***** DATA SECTION

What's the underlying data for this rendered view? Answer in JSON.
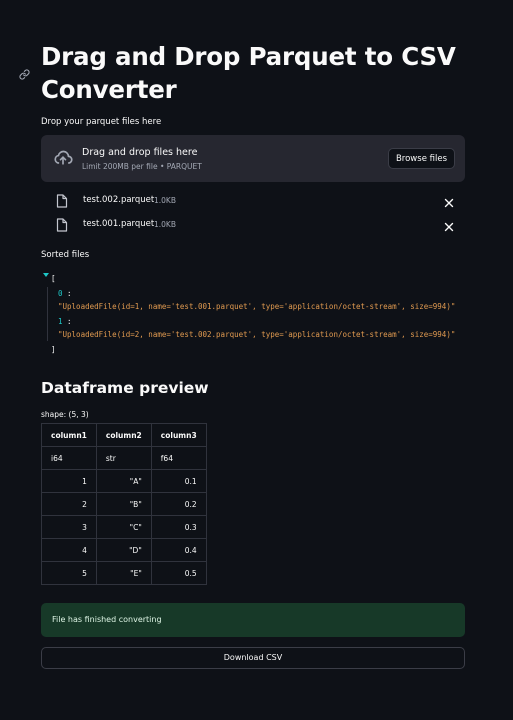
{
  "page": {
    "title": "Drag and Drop Parquet to CSV Converter"
  },
  "uploader": {
    "label": "Drop your parquet files here",
    "drop_text": "Drag and drop files here",
    "limit_text": "Limit 200MB per file • PARQUET",
    "browse_label": "Browse files",
    "files": [
      {
        "name": "test.002.parquet",
        "size": "1.0KB"
      },
      {
        "name": "test.001.parquet",
        "size": "1.0KB"
      }
    ]
  },
  "sorted": {
    "label": "Sorted files",
    "open": "[",
    "close": "]",
    "items": [
      {
        "key": "0",
        "value": "\"UploadedFile(id=1, name='test.001.parquet', type='application/octet-stream', size=994)\""
      },
      {
        "key": "1",
        "value": "\"UploadedFile(id=2, name='test.002.parquet', type='application/octet-stream', size=994)\""
      }
    ]
  },
  "preview": {
    "heading": "Dataframe preview",
    "shape": "shape: (5, 3)",
    "columns": [
      "column1",
      "column2",
      "column3"
    ],
    "dtypes": [
      "i64",
      "str",
      "f64"
    ],
    "rows": [
      [
        "1",
        "\"A\"",
        "0.1"
      ],
      [
        "2",
        "\"B\"",
        "0.2"
      ],
      [
        "3",
        "\"C\"",
        "0.3"
      ],
      [
        "4",
        "\"D\"",
        "0.4"
      ],
      [
        "5",
        "\"E\"",
        "0.5"
      ]
    ]
  },
  "status": {
    "message": "File has finished converting"
  },
  "download": {
    "label": "Download CSV"
  },
  "icons": {
    "anchor": "link-icon",
    "upload": "cloud-upload-icon",
    "file": "file-icon",
    "remove": "close-icon"
  },
  "colors": {
    "background": "#0e1117",
    "panel": "#262730",
    "json_key": "#1ec8c8",
    "json_string": "#e09a50",
    "success_bg": "#173928"
  }
}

**********

* **THE TASK**
Restate the full listing verbatim and drop every picture.

* **PROBLEM SOLUTION**
What's the underlying data for this rendered view? Answer in JSON.
{
  "page": {
    "title": "Drag and Drop Parquet to CSV Converter"
  },
  "uploader": {
    "label": "Drop your parquet files here",
    "drop_text": "Drag and drop files here",
    "limit_text": "Limit 200MB per file • PARQUET",
    "browse_label": "Browse files",
    "files": [
      {
        "name": "test.002.parquet",
        "size": "1.0KB"
      },
      {
        "name": "test.001.parquet",
        "size": "1.0KB"
      }
    ]
  },
  "sorted": {
    "label": "Sorted files",
    "open": "[",
    "close": "]",
    "items": [
      {
        "key": "0",
        "value": "\"UploadedFile(id=1, name='test.001.parquet', type='application/octet-stream', size=994)\""
      },
      {
        "key": "1",
        "value": "\"UploadedFile(id=2, name='test.002.parquet', type='application/octet-stream', size=994)\""
      }
    ]
  },
  "preview": {
    "heading": "Dataframe preview",
    "shape": "shape: (5, 3)",
    "columns": [
      "column1",
      "column2",
      "column3"
    ],
    "dtypes": [
      "i64",
      "str",
      "f64"
    ],
    "rows": [
      [
        "1",
        "\"A\"",
        "0.1"
      ],
      [
        "2",
        "\"B\"",
        "0.2"
      ],
      [
        "3",
        "\"C\"",
        "0.3"
      ],
      [
        "4",
        "\"D\"",
        "0.4"
      ],
      [
        "5",
        "\"E\"",
        "0.5"
      ]
    ]
  },
  "status": {
    "message": "File has finished converting"
  },
  "download": {
    "label": "Download CSV"
  },
  "icons": {
    "anchor": "link-icon",
    "upload": "cloud-upload-icon",
    "file": "file-icon",
    "remove": "close-icon"
  },
  "colors": {
    "background": "#0e1117",
    "panel": "#262730",
    "json_key": "#1ec8c8",
    "json_string": "#e09a50",
    "success_bg": "#173928"
  }
}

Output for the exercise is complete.